WRITTEN TASK: Which lines of the records contain "поддержку"? Collect every one of them.
──────
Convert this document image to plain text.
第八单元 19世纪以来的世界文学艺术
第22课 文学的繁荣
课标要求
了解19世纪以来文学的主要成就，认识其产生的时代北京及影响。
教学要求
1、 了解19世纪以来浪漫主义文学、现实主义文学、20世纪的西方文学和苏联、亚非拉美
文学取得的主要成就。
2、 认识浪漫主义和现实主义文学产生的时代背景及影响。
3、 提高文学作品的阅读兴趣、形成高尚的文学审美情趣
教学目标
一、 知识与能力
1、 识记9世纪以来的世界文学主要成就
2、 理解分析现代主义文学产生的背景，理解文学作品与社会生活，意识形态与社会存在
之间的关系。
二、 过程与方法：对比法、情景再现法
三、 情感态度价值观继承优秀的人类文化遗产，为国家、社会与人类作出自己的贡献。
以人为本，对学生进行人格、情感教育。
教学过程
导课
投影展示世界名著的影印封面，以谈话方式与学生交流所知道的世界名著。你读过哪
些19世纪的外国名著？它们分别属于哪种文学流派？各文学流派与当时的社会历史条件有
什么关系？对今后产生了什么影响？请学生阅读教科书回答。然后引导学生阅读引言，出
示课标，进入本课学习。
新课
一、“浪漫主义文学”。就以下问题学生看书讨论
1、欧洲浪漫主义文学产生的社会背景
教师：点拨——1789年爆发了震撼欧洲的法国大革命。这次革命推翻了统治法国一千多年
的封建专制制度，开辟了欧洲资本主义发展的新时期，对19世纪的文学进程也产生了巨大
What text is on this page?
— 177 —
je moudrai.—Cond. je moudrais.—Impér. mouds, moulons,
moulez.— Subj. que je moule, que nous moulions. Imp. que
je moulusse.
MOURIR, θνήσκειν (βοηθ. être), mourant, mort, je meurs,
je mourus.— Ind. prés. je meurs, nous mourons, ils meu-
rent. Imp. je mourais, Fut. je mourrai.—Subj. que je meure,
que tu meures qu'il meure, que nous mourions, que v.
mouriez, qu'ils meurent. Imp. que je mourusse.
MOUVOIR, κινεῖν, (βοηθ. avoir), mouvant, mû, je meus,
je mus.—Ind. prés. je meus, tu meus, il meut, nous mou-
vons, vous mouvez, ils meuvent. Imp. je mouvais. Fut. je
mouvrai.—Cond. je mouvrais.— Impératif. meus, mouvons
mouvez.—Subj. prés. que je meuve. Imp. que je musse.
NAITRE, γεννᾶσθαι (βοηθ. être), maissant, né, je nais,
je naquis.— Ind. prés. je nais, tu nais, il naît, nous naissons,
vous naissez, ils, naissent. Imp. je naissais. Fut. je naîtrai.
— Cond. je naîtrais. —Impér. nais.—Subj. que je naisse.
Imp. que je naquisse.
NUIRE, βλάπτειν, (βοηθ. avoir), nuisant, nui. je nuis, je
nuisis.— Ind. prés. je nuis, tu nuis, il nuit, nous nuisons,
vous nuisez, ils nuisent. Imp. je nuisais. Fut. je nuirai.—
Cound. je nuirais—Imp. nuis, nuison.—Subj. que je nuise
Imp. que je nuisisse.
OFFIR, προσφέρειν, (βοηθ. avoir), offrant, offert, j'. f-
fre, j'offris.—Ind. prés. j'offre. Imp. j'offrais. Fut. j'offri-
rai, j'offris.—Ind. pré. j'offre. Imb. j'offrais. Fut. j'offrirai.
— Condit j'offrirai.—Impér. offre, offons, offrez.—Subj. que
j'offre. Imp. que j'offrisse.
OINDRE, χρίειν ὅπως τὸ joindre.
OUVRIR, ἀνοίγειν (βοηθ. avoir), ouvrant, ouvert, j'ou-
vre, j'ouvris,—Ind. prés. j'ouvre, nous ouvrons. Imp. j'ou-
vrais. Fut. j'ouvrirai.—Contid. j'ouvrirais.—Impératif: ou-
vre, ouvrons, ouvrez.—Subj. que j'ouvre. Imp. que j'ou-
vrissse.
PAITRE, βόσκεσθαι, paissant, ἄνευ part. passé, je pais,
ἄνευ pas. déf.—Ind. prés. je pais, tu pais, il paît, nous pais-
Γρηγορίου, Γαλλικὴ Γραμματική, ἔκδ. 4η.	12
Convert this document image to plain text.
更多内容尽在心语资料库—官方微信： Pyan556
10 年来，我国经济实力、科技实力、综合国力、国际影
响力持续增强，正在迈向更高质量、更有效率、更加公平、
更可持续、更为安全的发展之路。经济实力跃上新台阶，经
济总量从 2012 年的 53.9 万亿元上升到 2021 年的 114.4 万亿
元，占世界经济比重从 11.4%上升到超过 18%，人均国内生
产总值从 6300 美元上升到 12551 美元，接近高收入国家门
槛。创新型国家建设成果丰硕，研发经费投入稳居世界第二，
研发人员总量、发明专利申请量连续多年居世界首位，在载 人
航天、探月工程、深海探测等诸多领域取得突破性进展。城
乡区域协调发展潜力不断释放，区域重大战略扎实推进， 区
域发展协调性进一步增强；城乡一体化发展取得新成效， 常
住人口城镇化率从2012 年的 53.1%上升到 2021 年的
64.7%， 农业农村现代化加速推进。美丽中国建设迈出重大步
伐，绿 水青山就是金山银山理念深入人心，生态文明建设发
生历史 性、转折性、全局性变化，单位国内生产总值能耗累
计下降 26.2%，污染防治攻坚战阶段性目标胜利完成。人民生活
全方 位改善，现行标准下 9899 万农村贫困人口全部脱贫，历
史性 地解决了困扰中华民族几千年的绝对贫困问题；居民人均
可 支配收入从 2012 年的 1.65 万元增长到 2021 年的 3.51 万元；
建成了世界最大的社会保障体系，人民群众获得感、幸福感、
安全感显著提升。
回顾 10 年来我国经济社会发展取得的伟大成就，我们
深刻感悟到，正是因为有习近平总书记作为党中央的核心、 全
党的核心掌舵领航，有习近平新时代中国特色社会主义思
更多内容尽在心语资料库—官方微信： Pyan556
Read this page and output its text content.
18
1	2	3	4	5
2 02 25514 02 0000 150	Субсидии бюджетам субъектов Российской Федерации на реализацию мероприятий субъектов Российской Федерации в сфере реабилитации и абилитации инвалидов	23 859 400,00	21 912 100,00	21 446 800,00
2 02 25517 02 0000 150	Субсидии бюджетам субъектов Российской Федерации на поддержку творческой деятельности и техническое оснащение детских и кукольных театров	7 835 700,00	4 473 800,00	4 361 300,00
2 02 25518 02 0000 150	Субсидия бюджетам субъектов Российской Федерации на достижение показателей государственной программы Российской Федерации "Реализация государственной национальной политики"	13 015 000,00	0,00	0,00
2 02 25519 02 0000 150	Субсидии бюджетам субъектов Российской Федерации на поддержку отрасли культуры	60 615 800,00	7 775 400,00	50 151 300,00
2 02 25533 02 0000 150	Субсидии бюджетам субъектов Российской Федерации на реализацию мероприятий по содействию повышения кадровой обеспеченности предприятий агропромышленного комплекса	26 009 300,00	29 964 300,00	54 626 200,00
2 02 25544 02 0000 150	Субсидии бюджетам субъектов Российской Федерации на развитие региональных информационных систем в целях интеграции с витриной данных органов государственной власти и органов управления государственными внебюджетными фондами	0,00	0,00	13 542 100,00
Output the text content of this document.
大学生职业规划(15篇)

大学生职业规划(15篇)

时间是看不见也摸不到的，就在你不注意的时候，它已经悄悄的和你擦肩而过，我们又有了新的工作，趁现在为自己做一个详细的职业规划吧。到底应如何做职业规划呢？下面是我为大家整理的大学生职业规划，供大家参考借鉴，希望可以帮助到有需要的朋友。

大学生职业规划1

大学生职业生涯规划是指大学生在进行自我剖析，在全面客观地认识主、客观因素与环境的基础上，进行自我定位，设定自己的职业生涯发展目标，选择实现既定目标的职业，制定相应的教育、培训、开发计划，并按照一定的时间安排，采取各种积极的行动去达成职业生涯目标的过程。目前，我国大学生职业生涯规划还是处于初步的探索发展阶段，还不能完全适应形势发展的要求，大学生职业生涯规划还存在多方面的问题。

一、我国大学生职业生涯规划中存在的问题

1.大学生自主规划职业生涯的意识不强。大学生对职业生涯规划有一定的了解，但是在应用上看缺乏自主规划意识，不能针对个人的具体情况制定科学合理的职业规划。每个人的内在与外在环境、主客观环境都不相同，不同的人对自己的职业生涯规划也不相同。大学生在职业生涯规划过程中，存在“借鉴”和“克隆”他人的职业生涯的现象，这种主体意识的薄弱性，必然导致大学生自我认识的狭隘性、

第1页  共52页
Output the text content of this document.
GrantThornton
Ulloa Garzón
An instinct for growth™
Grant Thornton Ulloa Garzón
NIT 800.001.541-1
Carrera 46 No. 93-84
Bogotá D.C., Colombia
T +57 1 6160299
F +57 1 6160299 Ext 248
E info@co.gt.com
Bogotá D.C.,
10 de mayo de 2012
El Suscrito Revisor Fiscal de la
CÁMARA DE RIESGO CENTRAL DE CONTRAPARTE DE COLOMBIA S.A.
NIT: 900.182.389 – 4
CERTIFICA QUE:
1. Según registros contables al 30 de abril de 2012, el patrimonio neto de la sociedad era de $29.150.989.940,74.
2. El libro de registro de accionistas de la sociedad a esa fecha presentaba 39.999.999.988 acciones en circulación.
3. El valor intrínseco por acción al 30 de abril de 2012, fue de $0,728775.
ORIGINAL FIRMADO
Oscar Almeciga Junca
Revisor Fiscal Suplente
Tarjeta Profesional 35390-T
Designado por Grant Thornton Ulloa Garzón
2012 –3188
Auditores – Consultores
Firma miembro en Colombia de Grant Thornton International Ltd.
──────
SOLVED EXERCISE:
2 02 25517 02 0000 150	Субсидии бюджетам субъектов Российской Федерации на поддержку творческой деятельности и техническое оснащение детских и кукольных театров	7 835 700,00	4 473 800,00	4 361 300,00
2 02 25519 02 0000 150	Субсидии бюджетам субъектов Российской Федерации на поддержку отрасли культуры	60 615 800,00	7 775 400,00	50 151 300,00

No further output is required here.